## Exercise objective
Each record must be reproduced exactly as it is shown.

** Start **

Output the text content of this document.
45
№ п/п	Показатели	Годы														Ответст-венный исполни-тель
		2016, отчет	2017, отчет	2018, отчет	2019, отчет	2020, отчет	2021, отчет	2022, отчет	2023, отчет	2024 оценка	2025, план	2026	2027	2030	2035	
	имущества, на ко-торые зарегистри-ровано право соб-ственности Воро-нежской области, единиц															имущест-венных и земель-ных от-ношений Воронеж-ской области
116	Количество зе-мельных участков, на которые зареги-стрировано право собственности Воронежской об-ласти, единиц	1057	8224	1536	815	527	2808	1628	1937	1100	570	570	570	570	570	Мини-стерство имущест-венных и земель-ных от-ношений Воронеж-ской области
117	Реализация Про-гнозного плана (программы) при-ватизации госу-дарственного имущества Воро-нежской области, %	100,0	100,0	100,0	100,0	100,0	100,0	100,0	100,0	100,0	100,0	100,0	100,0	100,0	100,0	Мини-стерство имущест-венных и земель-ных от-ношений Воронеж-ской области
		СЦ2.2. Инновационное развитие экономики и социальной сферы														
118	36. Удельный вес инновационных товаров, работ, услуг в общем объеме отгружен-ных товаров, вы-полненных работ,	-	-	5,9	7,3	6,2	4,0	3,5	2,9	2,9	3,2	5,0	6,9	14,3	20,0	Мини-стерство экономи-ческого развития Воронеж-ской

** End **

## Exercise response
Output the text content of this document.
45
№ п/п	Показатели	Годы														Ответст-венный исполни-тель
		2016, отчет	2017, отчет	2018, отчет	2019, отчет	2020, отчет	2021, отчет	2022, отчет	2023, отчет	2024 оценка	2025, план	2026	2027	2030	2035	
	имущества, на ко-торые зарегистри-ровано право соб-ственности Воро-нежской области, единиц															имущест-венных и земель-ных от-ношений Воронеж-ской области
116	Количество зе-мельных участков, на которые зареги-стрировано право собственности Воронежской об-ласти, единиц	1057	8224	1536	815	527	2808	1628	1937	1100	570	570	570	570	570	Мини-стерство имущест-венных и земель-ных от-ношений Воронеж-ской области
117	Реализация Про-гнозного плана (программы) при-ватизации госу-дарственного имущества Воро-нежской области, %	100,0	100,0	100,0	100,0	100,0	100,0	100,0	100,0	100,0	100,0	100,0	100,0	100,0	100,0	Мини-стерство имущест-венных и земель-ных от-ношений Воронеж-ской области
		СЦ2.2. Инновационное развитие экономики и социальной сферы														
118	36. Удельный вес инновационных товаров, работ, услуг в общем объеме отгружен-ных товаров, вы-полненных работ,	-	-	5,9	7,3	6,2	4,0	3,5	2,9	2,9	3,2	5,0	6,9	14,3	20,0	Мини-стерство экономи-ческого развития Воронеж-ской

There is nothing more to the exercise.